▸ Material provided
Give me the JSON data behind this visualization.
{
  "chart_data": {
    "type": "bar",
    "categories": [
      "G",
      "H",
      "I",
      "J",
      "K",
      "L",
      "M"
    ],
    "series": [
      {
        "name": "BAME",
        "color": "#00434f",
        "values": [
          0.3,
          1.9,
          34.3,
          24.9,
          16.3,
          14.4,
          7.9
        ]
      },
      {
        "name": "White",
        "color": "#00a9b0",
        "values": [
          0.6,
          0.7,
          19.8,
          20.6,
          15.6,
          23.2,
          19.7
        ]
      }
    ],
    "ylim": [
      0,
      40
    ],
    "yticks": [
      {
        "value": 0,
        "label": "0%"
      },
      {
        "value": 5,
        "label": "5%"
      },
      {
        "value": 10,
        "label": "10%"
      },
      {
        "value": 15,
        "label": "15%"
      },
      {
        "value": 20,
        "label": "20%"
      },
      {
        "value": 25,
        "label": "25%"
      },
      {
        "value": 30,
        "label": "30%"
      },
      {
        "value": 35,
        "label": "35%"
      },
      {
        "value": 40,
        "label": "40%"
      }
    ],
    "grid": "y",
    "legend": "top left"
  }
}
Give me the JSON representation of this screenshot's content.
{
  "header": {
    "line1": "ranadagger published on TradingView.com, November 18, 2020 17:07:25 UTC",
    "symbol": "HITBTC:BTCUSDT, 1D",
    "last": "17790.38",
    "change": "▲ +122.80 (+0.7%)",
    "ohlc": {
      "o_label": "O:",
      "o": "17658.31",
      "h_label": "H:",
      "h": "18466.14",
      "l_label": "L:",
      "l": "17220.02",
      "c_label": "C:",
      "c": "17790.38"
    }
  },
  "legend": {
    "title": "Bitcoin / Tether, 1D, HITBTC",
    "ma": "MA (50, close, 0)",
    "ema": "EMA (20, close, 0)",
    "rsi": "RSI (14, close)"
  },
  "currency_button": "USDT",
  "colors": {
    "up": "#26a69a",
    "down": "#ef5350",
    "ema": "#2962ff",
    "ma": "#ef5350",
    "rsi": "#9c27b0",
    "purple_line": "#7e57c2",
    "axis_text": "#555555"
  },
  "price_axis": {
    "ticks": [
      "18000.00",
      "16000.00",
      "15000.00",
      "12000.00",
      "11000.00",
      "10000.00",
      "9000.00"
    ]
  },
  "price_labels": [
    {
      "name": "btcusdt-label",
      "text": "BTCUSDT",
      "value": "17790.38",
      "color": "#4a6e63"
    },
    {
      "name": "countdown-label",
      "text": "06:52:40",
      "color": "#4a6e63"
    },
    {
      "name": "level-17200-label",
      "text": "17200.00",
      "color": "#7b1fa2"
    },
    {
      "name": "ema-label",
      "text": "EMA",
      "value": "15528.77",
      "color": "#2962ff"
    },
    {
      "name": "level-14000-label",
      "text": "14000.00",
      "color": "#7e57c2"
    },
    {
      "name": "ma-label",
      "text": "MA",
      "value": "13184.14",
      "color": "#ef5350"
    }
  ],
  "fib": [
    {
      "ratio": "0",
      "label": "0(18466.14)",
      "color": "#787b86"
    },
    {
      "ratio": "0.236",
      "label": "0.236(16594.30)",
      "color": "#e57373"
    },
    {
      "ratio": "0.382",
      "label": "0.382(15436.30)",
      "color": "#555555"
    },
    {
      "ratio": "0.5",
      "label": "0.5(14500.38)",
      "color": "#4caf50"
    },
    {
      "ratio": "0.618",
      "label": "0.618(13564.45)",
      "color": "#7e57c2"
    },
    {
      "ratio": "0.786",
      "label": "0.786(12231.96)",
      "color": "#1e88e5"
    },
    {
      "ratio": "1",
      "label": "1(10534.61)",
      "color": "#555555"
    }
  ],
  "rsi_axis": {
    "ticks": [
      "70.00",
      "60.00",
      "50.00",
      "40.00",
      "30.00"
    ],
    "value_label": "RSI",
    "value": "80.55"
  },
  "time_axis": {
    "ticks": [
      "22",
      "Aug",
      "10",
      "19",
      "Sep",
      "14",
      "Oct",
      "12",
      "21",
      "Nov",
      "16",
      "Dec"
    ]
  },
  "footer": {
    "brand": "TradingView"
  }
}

▸ Exercise requirements
Return each line of the data exactly as written above.

▸ Exercise solution
Give me the JSON data behind this visualization.
{
  "chart_data": {
    "type": "bar",
    "categories": [
      "G",
      "H",
      "I",
      "J",
      "K",
      "L",
      "M"
    ],
    "series": [
      {
        "name": "BAME",
        "color": "#00434f",
        "values": [
          0.3,
          1.9,
          34.3,
          24.9,
          16.3,
          14.4,
          7.9
        ]
      },
      {
        "name": "White",
        "color": "#00a9b0",
        "values": [
          0.6,
          0.7,
          19.8,
          20.6,
          15.6,
          23.2,
          19.7
        ]
      }
    ],
    "ylim": [
      0,
      40
    ],
    "yticks": [
      {
        "value": 0,
        "label": "0%"
      },
      {
        "value": 5,
        "label": "5%"
      },
      {
        "value": 10,
        "label": "10%"
      },
      {
        "value": 15,
        "label": "15%"
      },
      {
        "value": 20,
        "label": "20%"
      },
      {
        "value": 25,
        "label": "25%"
      },
      {
        "value": 30,
        "label": "30%"
      },
      {
        "value": 35,
        "label": "35%"
      },
      {
        "value": 40,
        "label": "40%"
      }
    ],
    "grid": "y",
    "legend": "top left"
  }
}
Give me the JSON representation of this screenshot's content.
{
  "header": {
    "line1": "ranadagger published on TradingView.com, November 18, 2020 17:07:25 UTC",
    "symbol": "HITBTC:BTCUSDT, 1D",
    "last": "17790.38",
    "change": "▲ +122.80 (+0.7%)",
    "ohlc": {
      "o_label": "O:",
      "o": "17658.31",
      "h_label": "H:",
      "h": "18466.14",
      "l_label": "L:",
      "l": "17220.02",
      "c_label": "C:",
      "c": "17790.38"
    }
  },
  "legend": {
    "title": "Bitcoin / Tether, 1D, HITBTC",
    "ma": "MA (50, close, 0)",
    "ema": "EMA (20, close, 0)",
    "rsi": "RSI (14, close)"
  },
  "currency_button": "USDT",
  "colors": {
    "up": "#26a69a",
    "down": "#ef5350",
    "ema": "#2962ff",
    "ma": "#ef5350",
    "rsi": "#9c27b0",
    "purple_line": "#7e57c2",
    "axis_text": "#555555"
  },
  "price_axis": {
    "ticks": [
      "18000.00",
      "16000.00",
      "15000.00",
      "12000.00",
      "11000.00",
      "10000.00",
      "9000.00"
    ]
  },
  "price_labels": [
    {
      "name": "btcusdt-label",
      "text": "BTCUSDT",
      "value": "17790.38",
      "color": "#4a6e63"
    },
    {
      "name": "countdown-label",
      "text": "06:52:40",
      "color": "#4a6e63"
    },
    {
      "name": "level-17200-label",
      "text": "17200.00",
      "color": "#7b1fa2"
    },
    {
      "name": "ema-label",
      "text": "EMA",
      "value": "15528.77",
      "color": "#2962ff"
    },
    {
      "name": "level-14000-label",
      "text": "14000.00",
      "color": "#7e57c2"
    },
    {
      "name": "ma-label",
      "text": "MA",
      "value": "13184.14",
      "color": "#ef5350"
    }
  ],
  "fib": [
    {
      "ratio": "0",
      "label": "0(18466.14)",
      "color": "#787b86"
    },
    {
      "ratio": "0.236",
      "label": "0.236(16594.30)",
      "color": "#e57373"
    },
    {
      "ratio": "0.382",
      "label": "0.382(15436.30)",
      "color": "#555555"
    },
    {
      "ratio": "0.5",
      "label": "0.5(14500.38)",
      "color": "#4caf50"
    },
    {
      "ratio": "0.618",
      "label": "0.618(13564.45)",
      "color": "#7e57c2"
    },
    {
      "ratio": "0.786",
      "label": "0.786(12231.96)",
      "color": "#1e88e5"
    },
    {
      "ratio": "1",
      "label": "1(10534.61)",
      "color": "#555555"
    }
  ],
  "rsi_axis": {
    "ticks": [
      "70.00",
      "60.00",
      "50.00",
      "40.00",
      "30.00"
    ],
    "value_label": "RSI",
    "value": "80.55"
  },
  "time_axis": {
    "ticks": [
      "22",
      "Aug",
      "10",
      "19",
      "Sep",
      "14",
      "Oct",
      "12",
      "21",
      "Nov",
      "16",
      "Dec"
    ]
  },
  "footer": {
    "brand": "TradingView"
  }
}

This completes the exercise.